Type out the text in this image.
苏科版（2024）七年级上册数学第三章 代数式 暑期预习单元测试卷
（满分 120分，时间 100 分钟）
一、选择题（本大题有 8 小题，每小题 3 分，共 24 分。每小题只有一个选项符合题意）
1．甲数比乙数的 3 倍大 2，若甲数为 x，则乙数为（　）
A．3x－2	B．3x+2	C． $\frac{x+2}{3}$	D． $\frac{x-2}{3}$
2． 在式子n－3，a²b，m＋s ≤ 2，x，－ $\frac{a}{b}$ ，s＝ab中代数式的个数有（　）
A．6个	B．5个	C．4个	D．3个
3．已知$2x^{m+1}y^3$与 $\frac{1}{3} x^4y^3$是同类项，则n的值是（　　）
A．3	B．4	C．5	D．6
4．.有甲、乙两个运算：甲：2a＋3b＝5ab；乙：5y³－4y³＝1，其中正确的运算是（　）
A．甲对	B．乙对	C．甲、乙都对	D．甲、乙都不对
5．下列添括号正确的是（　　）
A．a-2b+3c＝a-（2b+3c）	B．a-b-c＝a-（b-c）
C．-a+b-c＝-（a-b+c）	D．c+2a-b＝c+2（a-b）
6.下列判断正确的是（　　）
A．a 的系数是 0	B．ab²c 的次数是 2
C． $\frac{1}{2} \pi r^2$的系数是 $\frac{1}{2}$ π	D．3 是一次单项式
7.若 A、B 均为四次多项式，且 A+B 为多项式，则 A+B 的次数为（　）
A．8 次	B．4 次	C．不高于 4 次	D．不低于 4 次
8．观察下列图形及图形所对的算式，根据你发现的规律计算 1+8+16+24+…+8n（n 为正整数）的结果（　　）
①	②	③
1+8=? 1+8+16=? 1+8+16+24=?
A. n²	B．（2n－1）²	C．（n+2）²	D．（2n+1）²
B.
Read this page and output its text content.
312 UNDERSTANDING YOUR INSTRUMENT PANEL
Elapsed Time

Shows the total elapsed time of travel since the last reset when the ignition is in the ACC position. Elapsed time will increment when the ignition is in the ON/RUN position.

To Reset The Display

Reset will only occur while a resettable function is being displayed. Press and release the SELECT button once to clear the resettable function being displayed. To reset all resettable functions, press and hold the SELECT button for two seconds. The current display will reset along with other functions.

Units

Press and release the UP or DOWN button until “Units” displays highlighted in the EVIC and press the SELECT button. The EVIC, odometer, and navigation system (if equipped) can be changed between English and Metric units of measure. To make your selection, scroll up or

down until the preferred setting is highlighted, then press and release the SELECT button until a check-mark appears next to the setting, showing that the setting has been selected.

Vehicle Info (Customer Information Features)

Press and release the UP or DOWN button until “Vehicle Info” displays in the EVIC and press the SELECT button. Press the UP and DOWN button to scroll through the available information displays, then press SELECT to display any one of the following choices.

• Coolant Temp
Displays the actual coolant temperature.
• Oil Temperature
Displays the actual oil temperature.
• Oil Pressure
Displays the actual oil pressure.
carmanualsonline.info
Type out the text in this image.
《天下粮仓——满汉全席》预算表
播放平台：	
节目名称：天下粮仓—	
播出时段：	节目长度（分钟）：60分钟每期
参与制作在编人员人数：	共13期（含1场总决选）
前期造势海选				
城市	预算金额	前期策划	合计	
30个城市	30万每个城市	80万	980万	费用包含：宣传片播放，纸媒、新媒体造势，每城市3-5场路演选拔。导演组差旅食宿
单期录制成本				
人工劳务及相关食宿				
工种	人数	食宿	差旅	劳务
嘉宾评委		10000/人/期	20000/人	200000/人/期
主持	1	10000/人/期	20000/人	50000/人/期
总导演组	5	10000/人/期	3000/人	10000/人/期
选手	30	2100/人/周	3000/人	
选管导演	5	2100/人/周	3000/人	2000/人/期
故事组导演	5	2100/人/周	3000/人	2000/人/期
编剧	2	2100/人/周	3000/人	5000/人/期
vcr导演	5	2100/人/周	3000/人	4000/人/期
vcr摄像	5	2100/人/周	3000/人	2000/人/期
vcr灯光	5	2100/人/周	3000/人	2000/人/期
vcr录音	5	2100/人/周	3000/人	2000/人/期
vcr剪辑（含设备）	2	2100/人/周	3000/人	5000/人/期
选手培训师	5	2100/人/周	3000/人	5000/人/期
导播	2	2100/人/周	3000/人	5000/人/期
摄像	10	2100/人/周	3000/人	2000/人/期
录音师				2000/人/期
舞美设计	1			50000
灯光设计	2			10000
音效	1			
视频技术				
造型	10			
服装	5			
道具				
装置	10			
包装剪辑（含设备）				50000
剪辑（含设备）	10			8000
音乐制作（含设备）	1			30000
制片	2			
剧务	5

########

Task to complete: Reproduce each entry from the records above, character for character.

Output for this exercise:
Type out the text in this image.
苏科版（2024）七年级上册数学第三章 代数式 暑期预习单元测试卷
（满分 120分，时间 100 分钟）
一、选择题（本大题有 8 小题，每小题 3 分，共 24 分。每小题只有一个选项符合题意）
1．甲数比乙数的 3 倍大 2，若甲数为 x，则乙数为（　）
A．3x－2	B．3x+2	C． $\frac{x+2}{3}$	D． $\frac{x-2}{3}$
2． 在式子n－3，a²b，m＋s ≤ 2，x，－ $\frac{a}{b}$ ，s＝ab中代数式的个数有（　）
A．6个	B．5个	C．4个	D．3个
3．已知$2x^{m+1}y^3$与 $\frac{1}{3} x^4y^3$是同类项，则n的值是（　　）
A．3	B．4	C．5	D．6
4．.有甲、乙两个运算：甲：2a＋3b＝5ab；乙：5y³－4y³＝1，其中正确的运算是（　）
A．甲对	B．乙对	C．甲、乙都对	D．甲、乙都不对
5．下列添括号正确的是（　　）
A．a-2b+3c＝a-（2b+3c）	B．a-b-c＝a-（b-c）
C．-a+b-c＝-（a-b+c）	D．c+2a-b＝c+2（a-b）
6.下列判断正确的是（　　）
A．a 的系数是 0	B．ab²c 的次数是 2
C． $\frac{1}{2} \pi r^2$的系数是 $\frac{1}{2}$ π	D．3 是一次单项式
7.若 A、B 均为四次多项式，且 A+B 为多项式，则 A+B 的次数为（　）
A．8 次	B．4 次	C．不高于 4 次	D．不低于 4 次
8．观察下列图形及图形所对的算式，根据你发现的规律计算 1+8+16+24+…+8n（n 为正整数）的结果（　　）
①	②	③
1+8=? 1+8+16=? 1+8+16+24=?
A. n²	B．（2n－1）²	C．（n+2）²	D．（2n+1）²
B.
Read this page and output its text content.
312 UNDERSTANDING YOUR INSTRUMENT PANEL
Elapsed Time

Shows the total elapsed time of travel since the last reset when the ignition is in the ACC position. Elapsed time will increment when the ignition is in the ON/RUN position.

To Reset The Display

Reset will only occur while a resettable function is being displayed. Press and release the SELECT button once to clear the resettable function being displayed. To reset all resettable functions, press and hold the SELECT button for two seconds. The current display will reset along with other functions.

Units

Press and release the UP or DOWN button until “Units” displays highlighted in the EVIC and press the SELECT button. The EVIC, odometer, and navigation system (if equipped) can be changed between English and Metric units of measure. To make your selection, scroll up or

down until the preferred setting is highlighted, then press and release the SELECT button until a check-mark appears next to the setting, showing that the setting has been selected.

Vehicle Info (Customer Information Features)

Press and release the UP or DOWN button until “Vehicle Info” displays in the EVIC and press the SELECT button. Press the UP and DOWN button to scroll through the available information displays, then press SELECT to display any one of the following choices.

• Coolant Temp
Displays the actual coolant temperature.
• Oil Temperature
Displays the actual oil temperature.
• Oil Pressure
Displays the actual oil pressure.
carmanualsonline.info
Type out the text in this image.
《天下粮仓——满汉全席》预算表
播放平台：	
节目名称：天下粮仓—	
播出时段：	节目长度（分钟）：60分钟每期
参与制作在编人员人数：	共13期（含1场总决选）
前期造势海选				
城市	预算金额	前期策划	合计	
30个城市	30万每个城市	80万	980万	费用包含：宣传片播放，纸媒、新媒体造势，每城市3-5场路演选拔。导演组差旅食宿
单期录制成本				
人工劳务及相关食宿				
工种	人数	食宿	差旅	劳务
嘉宾评委		10000/人/期	20000/人	200000/人/期
主持	1	10000/人/期	20000/人	50000/人/期
总导演组	5	10000/人/期	3000/人	10000/人/期
选手	30	2100/人/周	3000/人	
选管导演	5	2100/人/周	3000/人	2000/人/期
故事组导演	5	2100/人/周	3000/人	2000/人/期
编剧	2	2100/人/周	3000/人	5000/人/期
vcr导演	5	2100/人/周	3000/人	4000/人/期
vcr摄像	5	2100/人/周	3000/人	2000/人/期
vcr灯光	5	2100/人/周	3000/人	2000/人/期
vcr录音	5	2100/人/周	3000/人	2000/人/期
vcr剪辑（含设备）	2	2100/人/周	3000/人	5000/人/期
选手培训师	5	2100/人/周	3000/人	5000/人/期
导播	2	2100/人/周	3000/人	5000/人/期
摄像	10	2100/人/周	3000/人	2000/人/期
录音师				2000/人/期
舞美设计	1			50000
灯光设计	2			10000
音效	1			
视频技术				
造型	10			
服装	5			
道具				
装置	10			
包装剪辑（含设备）				50000
剪辑（含设备）	10			8000
音乐制作（含设备）	1			30000
制片	2			
剧务	5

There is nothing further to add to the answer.